WORKING DATA
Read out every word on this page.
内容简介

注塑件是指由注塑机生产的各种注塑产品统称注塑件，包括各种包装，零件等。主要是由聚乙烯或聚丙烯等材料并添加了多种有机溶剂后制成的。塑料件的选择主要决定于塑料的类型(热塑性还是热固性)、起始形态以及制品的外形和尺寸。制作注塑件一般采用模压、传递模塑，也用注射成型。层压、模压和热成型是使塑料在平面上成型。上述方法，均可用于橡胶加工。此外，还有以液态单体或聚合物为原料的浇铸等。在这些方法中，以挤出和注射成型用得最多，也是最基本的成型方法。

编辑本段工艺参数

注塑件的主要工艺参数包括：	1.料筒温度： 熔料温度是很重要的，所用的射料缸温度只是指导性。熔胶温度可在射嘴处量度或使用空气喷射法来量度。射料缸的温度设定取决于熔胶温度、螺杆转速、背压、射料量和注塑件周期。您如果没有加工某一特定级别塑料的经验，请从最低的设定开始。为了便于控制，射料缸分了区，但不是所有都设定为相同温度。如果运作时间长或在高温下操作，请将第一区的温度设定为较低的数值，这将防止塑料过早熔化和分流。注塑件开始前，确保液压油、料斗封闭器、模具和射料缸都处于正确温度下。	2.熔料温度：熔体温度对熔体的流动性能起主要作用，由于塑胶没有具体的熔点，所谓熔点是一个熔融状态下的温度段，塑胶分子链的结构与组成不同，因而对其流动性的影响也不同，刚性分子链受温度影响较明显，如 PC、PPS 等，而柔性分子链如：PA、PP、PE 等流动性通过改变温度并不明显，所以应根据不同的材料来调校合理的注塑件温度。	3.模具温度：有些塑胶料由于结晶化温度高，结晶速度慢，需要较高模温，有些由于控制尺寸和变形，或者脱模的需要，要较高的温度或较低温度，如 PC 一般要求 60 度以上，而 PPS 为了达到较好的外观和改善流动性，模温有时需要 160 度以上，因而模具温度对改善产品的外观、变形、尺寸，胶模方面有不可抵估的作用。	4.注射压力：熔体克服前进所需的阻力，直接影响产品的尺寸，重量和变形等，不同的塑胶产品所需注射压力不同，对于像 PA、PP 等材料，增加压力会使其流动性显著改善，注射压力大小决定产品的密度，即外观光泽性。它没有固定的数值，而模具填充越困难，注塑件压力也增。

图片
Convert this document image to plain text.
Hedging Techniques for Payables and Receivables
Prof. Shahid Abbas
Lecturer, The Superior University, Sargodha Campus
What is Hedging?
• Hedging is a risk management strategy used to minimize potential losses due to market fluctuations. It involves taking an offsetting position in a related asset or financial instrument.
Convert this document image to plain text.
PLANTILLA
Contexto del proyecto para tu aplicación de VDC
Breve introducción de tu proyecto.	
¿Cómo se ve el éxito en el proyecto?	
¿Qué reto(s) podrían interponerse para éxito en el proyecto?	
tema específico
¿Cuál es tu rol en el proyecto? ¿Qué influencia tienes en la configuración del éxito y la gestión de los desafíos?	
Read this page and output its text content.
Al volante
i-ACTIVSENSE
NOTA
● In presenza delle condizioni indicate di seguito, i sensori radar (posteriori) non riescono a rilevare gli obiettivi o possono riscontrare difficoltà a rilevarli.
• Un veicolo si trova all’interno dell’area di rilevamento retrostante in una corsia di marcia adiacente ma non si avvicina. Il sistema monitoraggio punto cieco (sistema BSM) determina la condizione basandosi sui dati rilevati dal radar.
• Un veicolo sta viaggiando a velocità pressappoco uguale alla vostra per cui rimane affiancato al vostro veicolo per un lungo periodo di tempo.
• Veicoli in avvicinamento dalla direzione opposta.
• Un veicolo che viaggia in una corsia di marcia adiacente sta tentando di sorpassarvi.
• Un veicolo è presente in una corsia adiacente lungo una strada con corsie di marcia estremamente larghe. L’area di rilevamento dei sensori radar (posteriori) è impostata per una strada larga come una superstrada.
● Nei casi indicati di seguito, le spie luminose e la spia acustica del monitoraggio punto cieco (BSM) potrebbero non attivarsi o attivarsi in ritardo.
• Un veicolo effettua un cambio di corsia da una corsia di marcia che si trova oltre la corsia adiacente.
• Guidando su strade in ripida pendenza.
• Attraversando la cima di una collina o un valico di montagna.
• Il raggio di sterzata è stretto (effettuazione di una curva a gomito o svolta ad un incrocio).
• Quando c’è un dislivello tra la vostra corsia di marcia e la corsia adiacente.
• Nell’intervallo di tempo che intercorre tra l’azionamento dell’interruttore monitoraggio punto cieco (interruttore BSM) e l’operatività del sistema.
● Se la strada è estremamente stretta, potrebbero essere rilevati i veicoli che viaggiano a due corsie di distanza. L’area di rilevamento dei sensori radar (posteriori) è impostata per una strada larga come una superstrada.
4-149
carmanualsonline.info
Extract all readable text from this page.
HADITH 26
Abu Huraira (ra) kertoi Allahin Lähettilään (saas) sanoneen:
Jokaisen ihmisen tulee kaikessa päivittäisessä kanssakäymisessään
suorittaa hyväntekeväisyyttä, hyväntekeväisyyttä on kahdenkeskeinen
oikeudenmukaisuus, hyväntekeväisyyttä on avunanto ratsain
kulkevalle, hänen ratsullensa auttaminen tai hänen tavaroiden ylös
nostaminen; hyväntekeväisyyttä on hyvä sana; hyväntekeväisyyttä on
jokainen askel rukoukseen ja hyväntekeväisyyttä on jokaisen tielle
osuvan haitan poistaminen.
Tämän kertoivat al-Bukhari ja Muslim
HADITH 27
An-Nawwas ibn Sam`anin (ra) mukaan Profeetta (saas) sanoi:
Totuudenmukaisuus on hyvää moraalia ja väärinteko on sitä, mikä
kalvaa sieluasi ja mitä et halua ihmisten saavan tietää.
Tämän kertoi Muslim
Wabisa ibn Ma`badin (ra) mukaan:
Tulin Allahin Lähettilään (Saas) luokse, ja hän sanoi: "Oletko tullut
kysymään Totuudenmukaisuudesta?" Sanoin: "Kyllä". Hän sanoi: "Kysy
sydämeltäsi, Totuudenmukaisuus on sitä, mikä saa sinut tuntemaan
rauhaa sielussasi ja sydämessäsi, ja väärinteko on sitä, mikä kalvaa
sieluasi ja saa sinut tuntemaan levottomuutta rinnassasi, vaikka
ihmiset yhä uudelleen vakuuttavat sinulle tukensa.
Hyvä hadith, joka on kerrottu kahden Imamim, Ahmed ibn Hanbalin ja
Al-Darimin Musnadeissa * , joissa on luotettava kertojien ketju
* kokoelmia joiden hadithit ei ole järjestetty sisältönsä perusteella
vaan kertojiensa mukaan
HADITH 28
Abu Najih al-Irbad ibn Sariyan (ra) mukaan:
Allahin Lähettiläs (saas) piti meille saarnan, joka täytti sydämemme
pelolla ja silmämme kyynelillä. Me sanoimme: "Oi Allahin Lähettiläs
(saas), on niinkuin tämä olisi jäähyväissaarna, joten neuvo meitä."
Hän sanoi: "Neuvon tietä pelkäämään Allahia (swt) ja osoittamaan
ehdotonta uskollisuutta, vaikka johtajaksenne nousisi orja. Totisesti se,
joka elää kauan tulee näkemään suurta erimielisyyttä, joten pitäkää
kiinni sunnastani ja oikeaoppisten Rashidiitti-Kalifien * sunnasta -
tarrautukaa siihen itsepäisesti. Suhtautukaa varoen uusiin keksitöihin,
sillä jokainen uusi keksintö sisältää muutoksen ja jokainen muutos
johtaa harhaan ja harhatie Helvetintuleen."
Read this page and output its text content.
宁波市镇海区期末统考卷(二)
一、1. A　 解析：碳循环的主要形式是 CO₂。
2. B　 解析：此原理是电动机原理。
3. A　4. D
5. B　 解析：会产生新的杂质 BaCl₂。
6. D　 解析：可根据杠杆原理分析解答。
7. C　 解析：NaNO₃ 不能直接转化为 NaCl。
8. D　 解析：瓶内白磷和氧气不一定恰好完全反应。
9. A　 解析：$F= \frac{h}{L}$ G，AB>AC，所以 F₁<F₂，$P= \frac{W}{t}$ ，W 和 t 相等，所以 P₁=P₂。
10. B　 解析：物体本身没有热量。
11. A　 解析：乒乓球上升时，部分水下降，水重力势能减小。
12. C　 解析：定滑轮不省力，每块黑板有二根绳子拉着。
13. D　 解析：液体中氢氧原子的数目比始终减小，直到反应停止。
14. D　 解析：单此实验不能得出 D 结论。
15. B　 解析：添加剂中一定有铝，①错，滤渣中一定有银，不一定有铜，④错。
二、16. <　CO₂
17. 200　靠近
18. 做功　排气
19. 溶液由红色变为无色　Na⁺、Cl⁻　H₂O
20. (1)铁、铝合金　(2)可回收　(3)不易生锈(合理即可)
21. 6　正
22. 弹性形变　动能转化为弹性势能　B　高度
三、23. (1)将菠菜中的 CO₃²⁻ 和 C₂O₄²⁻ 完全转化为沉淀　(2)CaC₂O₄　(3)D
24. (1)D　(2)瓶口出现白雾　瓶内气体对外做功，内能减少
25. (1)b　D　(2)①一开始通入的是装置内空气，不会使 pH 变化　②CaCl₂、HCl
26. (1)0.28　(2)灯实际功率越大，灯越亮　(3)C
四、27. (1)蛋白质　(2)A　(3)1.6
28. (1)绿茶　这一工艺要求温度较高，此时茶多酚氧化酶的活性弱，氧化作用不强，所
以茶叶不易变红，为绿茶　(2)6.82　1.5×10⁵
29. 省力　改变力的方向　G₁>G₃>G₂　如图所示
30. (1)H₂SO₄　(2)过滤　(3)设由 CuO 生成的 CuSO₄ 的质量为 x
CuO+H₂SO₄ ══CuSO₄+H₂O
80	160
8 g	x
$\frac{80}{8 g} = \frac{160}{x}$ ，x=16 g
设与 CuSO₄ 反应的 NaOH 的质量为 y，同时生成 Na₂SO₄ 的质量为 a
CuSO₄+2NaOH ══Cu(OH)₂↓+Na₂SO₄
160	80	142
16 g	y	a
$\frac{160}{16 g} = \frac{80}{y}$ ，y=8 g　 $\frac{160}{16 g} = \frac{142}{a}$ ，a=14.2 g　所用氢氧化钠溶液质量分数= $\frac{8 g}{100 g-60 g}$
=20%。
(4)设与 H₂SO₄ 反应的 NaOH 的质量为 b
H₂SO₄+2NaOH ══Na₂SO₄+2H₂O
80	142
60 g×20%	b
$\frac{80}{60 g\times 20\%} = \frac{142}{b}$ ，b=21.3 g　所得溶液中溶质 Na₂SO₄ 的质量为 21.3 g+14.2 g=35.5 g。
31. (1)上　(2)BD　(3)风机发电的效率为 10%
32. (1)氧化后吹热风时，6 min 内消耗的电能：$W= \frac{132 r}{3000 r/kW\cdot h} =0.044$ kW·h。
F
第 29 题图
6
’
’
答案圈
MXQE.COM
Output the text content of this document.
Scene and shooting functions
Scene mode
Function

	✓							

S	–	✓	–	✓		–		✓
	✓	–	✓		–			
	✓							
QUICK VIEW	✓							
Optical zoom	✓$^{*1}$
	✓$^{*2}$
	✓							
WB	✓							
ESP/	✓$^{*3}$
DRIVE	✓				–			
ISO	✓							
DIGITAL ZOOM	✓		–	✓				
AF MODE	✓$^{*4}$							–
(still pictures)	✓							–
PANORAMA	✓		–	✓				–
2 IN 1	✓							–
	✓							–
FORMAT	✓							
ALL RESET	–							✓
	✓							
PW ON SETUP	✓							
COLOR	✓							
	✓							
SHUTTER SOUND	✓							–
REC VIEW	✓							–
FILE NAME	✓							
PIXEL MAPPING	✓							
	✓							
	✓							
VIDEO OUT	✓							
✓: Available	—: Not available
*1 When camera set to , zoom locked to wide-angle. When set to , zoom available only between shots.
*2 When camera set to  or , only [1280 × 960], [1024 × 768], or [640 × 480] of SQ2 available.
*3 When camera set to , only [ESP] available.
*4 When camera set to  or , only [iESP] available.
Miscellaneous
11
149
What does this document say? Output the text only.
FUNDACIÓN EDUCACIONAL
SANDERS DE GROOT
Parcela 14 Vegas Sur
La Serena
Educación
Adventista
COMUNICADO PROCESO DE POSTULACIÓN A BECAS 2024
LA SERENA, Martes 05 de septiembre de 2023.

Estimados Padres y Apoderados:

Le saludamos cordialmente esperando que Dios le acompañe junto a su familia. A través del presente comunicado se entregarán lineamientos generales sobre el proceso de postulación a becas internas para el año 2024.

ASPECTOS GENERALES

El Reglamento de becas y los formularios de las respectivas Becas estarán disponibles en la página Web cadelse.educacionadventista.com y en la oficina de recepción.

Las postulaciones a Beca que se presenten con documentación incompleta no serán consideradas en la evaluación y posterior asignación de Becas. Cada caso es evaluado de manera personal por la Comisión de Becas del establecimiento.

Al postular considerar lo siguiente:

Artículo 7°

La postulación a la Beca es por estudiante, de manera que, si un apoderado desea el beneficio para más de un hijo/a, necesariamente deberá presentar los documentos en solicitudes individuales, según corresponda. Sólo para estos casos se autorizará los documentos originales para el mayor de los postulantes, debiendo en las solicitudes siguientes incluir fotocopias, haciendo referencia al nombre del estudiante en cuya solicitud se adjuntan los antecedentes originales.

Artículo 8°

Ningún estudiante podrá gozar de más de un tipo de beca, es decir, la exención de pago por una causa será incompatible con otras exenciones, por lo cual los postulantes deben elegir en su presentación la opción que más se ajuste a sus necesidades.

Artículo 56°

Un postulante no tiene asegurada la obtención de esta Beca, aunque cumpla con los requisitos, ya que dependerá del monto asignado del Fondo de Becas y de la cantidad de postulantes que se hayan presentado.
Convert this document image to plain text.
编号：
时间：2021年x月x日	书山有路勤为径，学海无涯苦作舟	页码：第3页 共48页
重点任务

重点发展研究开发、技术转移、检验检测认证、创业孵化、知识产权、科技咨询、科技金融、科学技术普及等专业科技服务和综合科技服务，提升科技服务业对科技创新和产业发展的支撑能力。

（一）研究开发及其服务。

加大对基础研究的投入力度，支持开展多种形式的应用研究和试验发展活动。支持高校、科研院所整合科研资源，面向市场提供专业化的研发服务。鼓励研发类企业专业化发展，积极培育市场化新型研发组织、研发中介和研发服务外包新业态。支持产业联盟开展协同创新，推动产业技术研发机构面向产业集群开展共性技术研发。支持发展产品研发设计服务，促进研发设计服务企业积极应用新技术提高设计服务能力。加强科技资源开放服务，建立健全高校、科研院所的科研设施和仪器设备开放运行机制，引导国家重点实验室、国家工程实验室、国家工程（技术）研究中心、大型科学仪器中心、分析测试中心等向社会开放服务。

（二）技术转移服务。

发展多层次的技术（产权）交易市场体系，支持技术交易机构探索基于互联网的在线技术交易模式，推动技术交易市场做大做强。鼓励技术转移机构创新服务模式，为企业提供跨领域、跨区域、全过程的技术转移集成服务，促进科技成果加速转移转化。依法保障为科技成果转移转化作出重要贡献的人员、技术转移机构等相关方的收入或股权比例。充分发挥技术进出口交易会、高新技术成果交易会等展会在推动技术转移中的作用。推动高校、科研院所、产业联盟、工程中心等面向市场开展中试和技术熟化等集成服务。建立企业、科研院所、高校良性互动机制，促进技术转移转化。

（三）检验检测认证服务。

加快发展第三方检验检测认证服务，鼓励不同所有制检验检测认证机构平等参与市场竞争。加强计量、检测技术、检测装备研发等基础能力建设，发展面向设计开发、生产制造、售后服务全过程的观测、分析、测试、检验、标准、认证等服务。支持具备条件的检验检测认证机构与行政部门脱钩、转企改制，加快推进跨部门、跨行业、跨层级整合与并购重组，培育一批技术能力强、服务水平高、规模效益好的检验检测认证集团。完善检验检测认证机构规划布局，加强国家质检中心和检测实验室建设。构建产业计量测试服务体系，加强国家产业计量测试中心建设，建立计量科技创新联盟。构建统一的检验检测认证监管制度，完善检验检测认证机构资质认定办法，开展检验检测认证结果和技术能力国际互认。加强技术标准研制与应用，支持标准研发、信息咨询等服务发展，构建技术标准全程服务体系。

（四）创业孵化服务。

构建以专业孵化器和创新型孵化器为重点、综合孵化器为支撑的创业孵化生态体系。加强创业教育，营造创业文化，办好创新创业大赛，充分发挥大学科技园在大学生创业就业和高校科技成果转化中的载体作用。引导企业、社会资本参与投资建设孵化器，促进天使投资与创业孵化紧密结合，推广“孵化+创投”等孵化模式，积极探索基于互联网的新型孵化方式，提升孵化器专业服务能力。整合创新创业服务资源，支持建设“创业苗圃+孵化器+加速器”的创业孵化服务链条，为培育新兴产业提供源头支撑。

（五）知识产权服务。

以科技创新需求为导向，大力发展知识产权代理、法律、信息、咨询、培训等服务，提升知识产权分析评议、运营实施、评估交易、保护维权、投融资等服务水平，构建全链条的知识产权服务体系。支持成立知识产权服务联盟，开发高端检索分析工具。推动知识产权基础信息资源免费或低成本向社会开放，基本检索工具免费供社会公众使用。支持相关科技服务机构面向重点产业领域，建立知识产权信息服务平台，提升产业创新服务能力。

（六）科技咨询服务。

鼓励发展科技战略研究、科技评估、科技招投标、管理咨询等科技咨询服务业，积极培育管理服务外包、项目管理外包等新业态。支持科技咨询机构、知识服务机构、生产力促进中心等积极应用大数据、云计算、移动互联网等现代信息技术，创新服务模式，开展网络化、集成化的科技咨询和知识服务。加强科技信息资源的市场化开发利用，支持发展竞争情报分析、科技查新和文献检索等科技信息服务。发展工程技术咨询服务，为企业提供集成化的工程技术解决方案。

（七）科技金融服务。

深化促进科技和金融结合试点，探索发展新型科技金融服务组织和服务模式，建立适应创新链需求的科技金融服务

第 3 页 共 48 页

WHAT THE EXERCISE ASKS
Scan the material line by line and report each one that contains "superstrada".

SOLUTION FOR THIS PROBLEM
• Un veicolo è presente in una corsia adiacente lungo una strada con corsie di marcia estremamente larghe. L’area di rilevamento dei sensori radar (posteriori) è impostata per una strada larga come una superstrada.
● Se la strada è estremamente stretta, potrebbero essere rilevati i veicoli che viaggiano a due corsie di distanza. L’area di rilevamento dei sensori radar (posteriori) è impostata per una strada larga come una superstrada.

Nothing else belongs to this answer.